## EXERCISE INSTRUCTIONS
Copy each line of the records that holds the string "want".
+++ DATA SHOWN +++
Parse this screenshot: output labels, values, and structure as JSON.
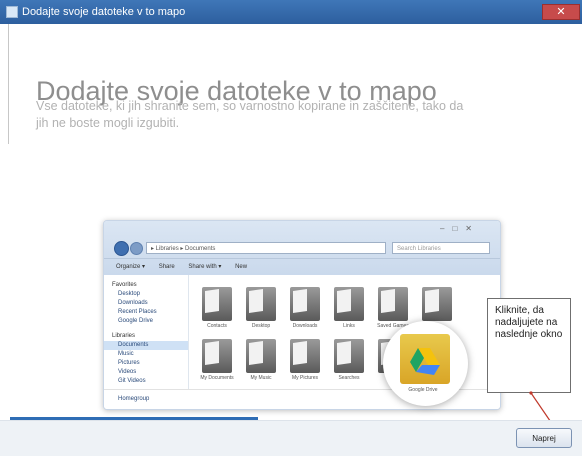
{
  "window": {
    "title": "Dodajte svoje datoteke v to mapo",
    "close_icon": "close-icon"
  },
  "main": {
    "heading": "Dodajte svoje datoteke v to mapo",
    "subtitle": "Vse datoteke, ki jih shranite sem, so varnostno kopirane in zaščitene, tako da jih ne boste mogli izgubiti."
  },
  "explorer_preview": {
    "address": "▸ Libraries ▸ Documents",
    "search_placeholder": "Search Libraries",
    "toolbar": [
      "Organize ▾",
      "Share",
      "Share with ▾",
      "New"
    ],
    "sidebar": {
      "favorites": [
        "Favorites",
        "Desktop",
        "Downloads",
        "Recent Places",
        "Google Drive"
      ],
      "libraries": [
        "Libraries",
        "Documents",
        "Music",
        "Pictures",
        "Videos",
        "Git Videos"
      ],
      "homegroup": "Homegroup"
    },
    "folders_row1": [
      "Contacts",
      "Desktop",
      "Downloads",
      "Links",
      "Saved Games",
      ""
    ],
    "folders_row2": [
      "My Documents",
      "My Music",
      "My Pictures",
      "Searches",
      "",
      ""
    ],
    "drive_label": "Google Drive"
  },
  "callout": {
    "text": "Kliknite, da nadaljujete na naslednje okno"
  },
  "footer": {
    "next_label": "Naprej",
    "progress_percent": 44,
    "accent_color": "#2f6db5"
  }
}
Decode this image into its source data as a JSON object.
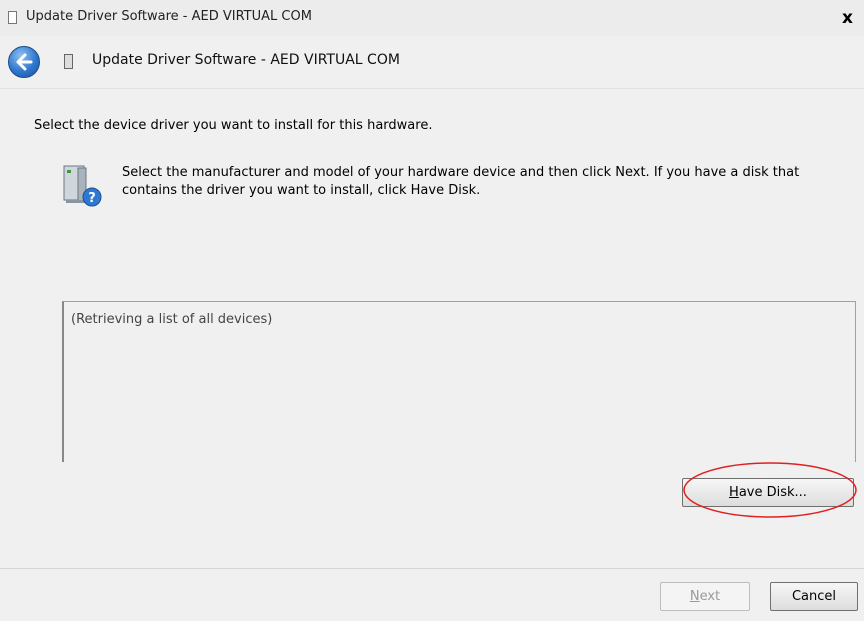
{
  "window": {
    "title": "Update Driver Software - AED VIRTUAL COM",
    "close_glyph": "x"
  },
  "header": {
    "back_icon": "back-arrow-icon",
    "title": "Update Driver Software - AED VIRTUAL COM"
  },
  "main": {
    "instruction": "Select the device driver you want to install for this hardware.",
    "device_icon": "hardware-question-icon",
    "description": "Select the manufacturer and model of your hardware device and then click Next. If you have a disk that contains the driver you want to install, click Have Disk.",
    "list_placeholder": "(Retrieving a list of all devices)",
    "have_disk": {
      "accel": "H",
      "rest": "ave Disk..."
    }
  },
  "footer": {
    "next": {
      "accel": "N",
      "rest": "ext"
    },
    "cancel_label": "Cancel"
  },
  "colors": {
    "background": "#f0f0f0",
    "highlight_ellipse": "#e02020",
    "back_button": "#2f78d0"
  }
}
+++
## CORRECT ANSWER
    "instruction": "Select the device driver you want to install for this hardware.",
    "description": "Select the manufacturer and model of your hardware device and then click Next. If you have a disk that contains the driver you want to install, click Have Disk.",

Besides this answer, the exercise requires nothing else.